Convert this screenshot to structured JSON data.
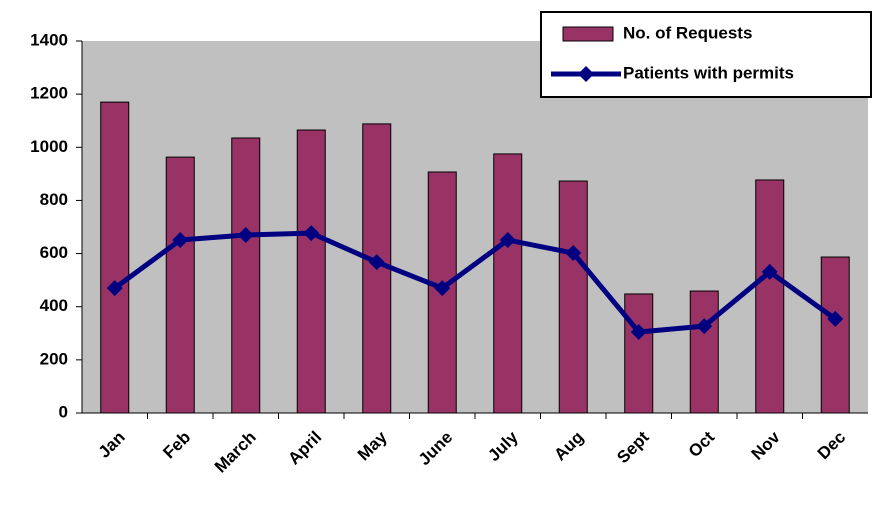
{
  "chart_data": {
    "type": "bar",
    "categories": [
      "Jan",
      "Feb",
      "March",
      "April",
      "May",
      "June",
      "July",
      "Aug",
      "Sept",
      "Oct",
      "Nov",
      "Dec"
    ],
    "series": [
      {
        "name": "No. of Requests",
        "type": "bar",
        "color": "#993366",
        "values": [
          1170,
          963,
          1035,
          1065,
          1088,
          907,
          975,
          873,
          448,
          459,
          877,
          587
        ]
      },
      {
        "name": "Patients with permits",
        "type": "line",
        "color": "#000080",
        "values": [
          470,
          651,
          670,
          677,
          568,
          470,
          651,
          602,
          305,
          327,
          531,
          354
        ]
      }
    ],
    "ylim": [
      0,
      1400
    ],
    "yticks": [
      0,
      200,
      400,
      600,
      800,
      1000,
      1200,
      1400
    ],
    "grid": false,
    "legend": "top-right",
    "plot_background": "#c0c0c0"
  }
}
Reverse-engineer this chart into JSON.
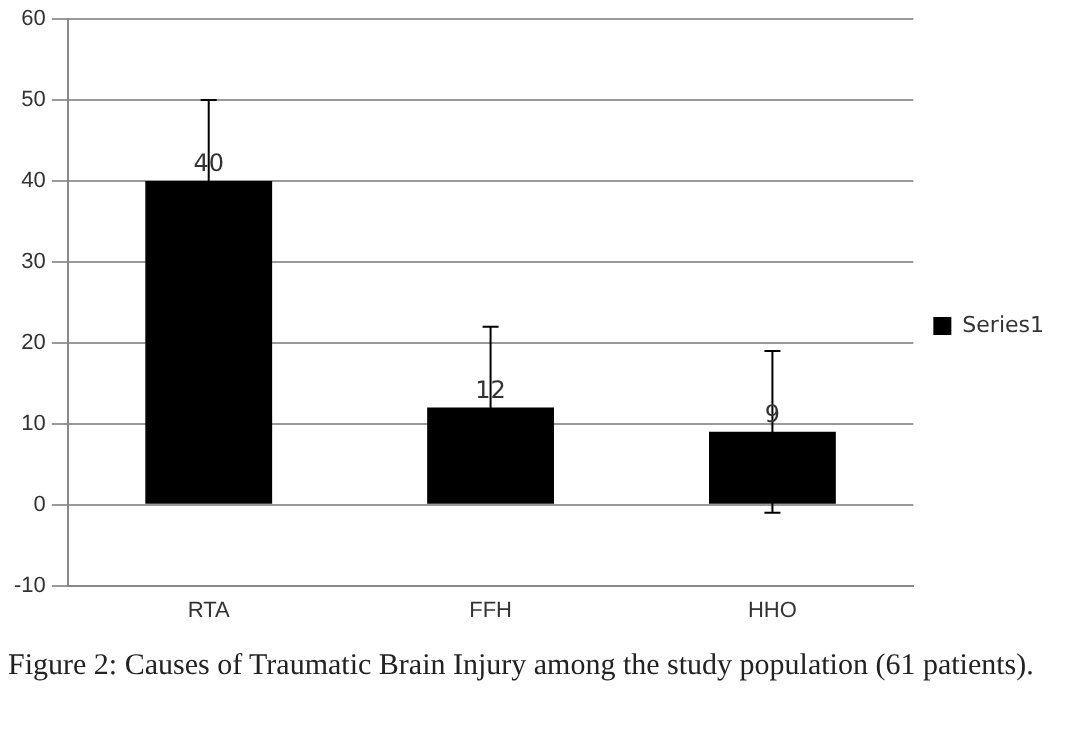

|---|

▸ INSTRUCTIONS TO FOLLOW:
If a line of the data holds the string "JSON", list it.

▸ RESPONSE BELOW:
Convert this screenshot to structured JSON data.
Reverse-engineer this chart into JSON.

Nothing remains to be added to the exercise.